WHAT IS NEEDED ▸
Please restate the palladium refining thread below, starting at "Lino, that was" and ending at "Lou (Nov 6, 2017)", with "gentlemen" swapped for "folks".

━━ TEXT TO READ

Lino, that was not mentioned in the literature I read, is there another way to separate minute quantities of gold and silver mixed with palladium glyoxime? -It is only mentioned in a couple books, but gold can be reduced by dmg, so I must assume that gold glyoxime (?) Is also soluble in ammonium hydroxide, otherwise Ammen would have just said to filter off the insoluble gold and silver glyoxime salts (? Is that the correct nomenclature?) 

Thanks again gentlemen. Learn something new everyday (thanks to you guys)


----------



## Lou (Nov 6, 2017)

What is best is entirely dependent on what the end product application is and the customer's requirements. 

Calcination is useful in that it eliminates an aqueous waste stream--the reduction raffinate, which is usually formate or hydrazine-based, both of which need treatment before discharge. 

In any case, it comes down to what you are producing. For fine metal, for instance, one should not calcine palladium in quartz at high temperatures (Pd silicides will form and embrittle the metal such that it cracks on the rolls) and even platinum is risky if reducing conditions prevail, including those introduced from a filter paper! Oddly, porcelain and pyroceram are fine to 600, if not a little risky for thermal shock, but they do not have as marked a formation of cermet (probably from strong metal support interaction: http://pubs.acs.org/doi/abs/10.1021/ar00143a001?journalCode=achre4 )


Unlike 4metals, I have always calcined Pt in air, and put the precipitate in at 900 C and closed the hatch. The ammonium chloride exhaust gas/sublimate can and should be collected and reused for precipitation of more platinum. Pd can be done at lower temperatures with Ar/H2 (5% H2), especially if processing [(NH3)2PdCl2], which is usually made from (NH4)2[PdCl6] anyways. Use of H2 means HCl in the fume and precludes loss due to volatilization. The losses of PGM compounds is due to the formation of metal and, in this case, chlorine gas. Adding something that can turn into CO, like a pyrolyzing filter paper, can make things like Pt(CO)2Cl2 which will volatilize and transport.



As123:
You should melt your Pd after calcining. Take your own melt loss. Unlike Lino's experience, I have induction melted 100 oz lots of recovered Pd from borohydride reductions and though smokey, had no issue with the Pd. Instead I had an issue with multiple crucible failures--so that should be your concern! Borax and silica = borosilicate, much lower softening point!


----------



## Lino1406 (Nov 6, 2017)

1. Separation of gold, silver from palladium can be done easily prior to DMG
2. DMG-Pd can be considered a Pd separation by itself
3. I read Ammen too, and I think the iodide is questionable. I found more chemical mistakes, but
they are forgivable due to his huge sharing of practical experience


----------



## Topher_osAUrus (Nov 6, 2017)

Lou and Lino, thank you again. -very much-
Enlightening as usual


----------



## arsenic123 (Nov 13, 2017)

Ok, so I dissolved PD in nitric acid and added DMG and let it settled overnight and after that I took a silica crucible and burned it on our normal cooking gas for sometime and after that I went to do an XRF report and it was 99.9% pure with 0.1% copper. So it actually became pure and if I melt it it will most probably become 99.99% pure.
Now what I didn't do is I didn't do Denox or removing nitric acid and I directly added DMG and still I got pure PD. So in PD refining removing DMG is not necessary?? I have sulfamic acid but I had forgot to add it to remove excess nitric (My mistake) and still I got pure PD. I will do a stannous chloride test today to see if any PD is there in solution.


----------

━━━━
━━ COLLECTED DATA

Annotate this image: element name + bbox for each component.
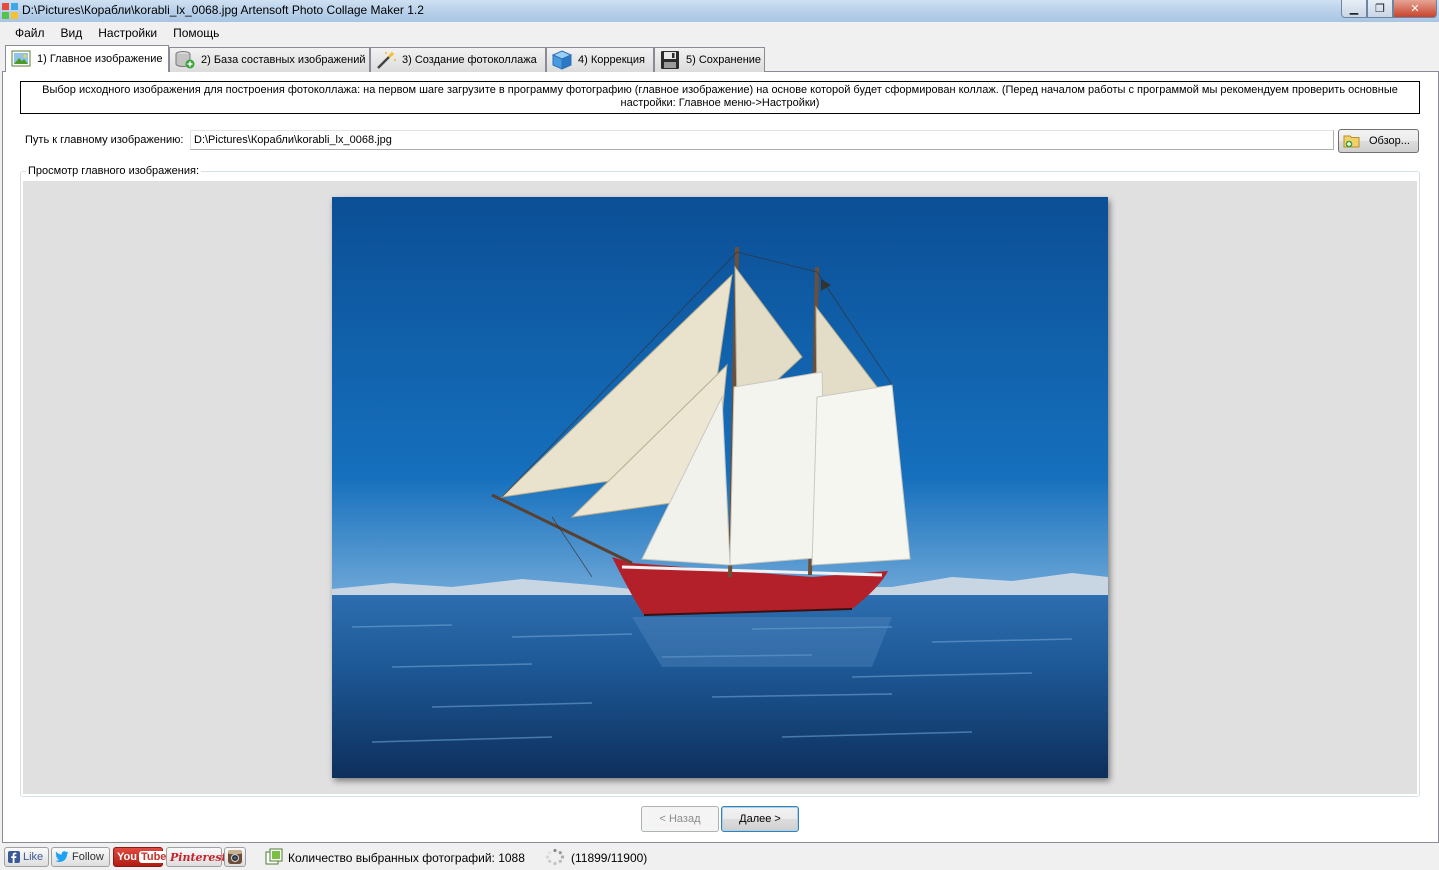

━━━━

OUTPUT OF THE EXERCISE ▸
Lino, that was not mentioned in the literature I read, is there another way to separate minute quantities of gold and silver mixed with palladium glyoxime? -It is only mentioned in a couple books, but gold can be reduced by dmg, so I must assume that gold glyoxime (?) Is also soluble in ammonium hydroxide, otherwise Ammen would have just said to filter off the insoluble gold and silver glyoxime salts (? Is that the correct nomenclature?) 

Thanks again folks. Learn something new everyday (thanks to you guys)


----------



## Lou (Nov 6, 2017)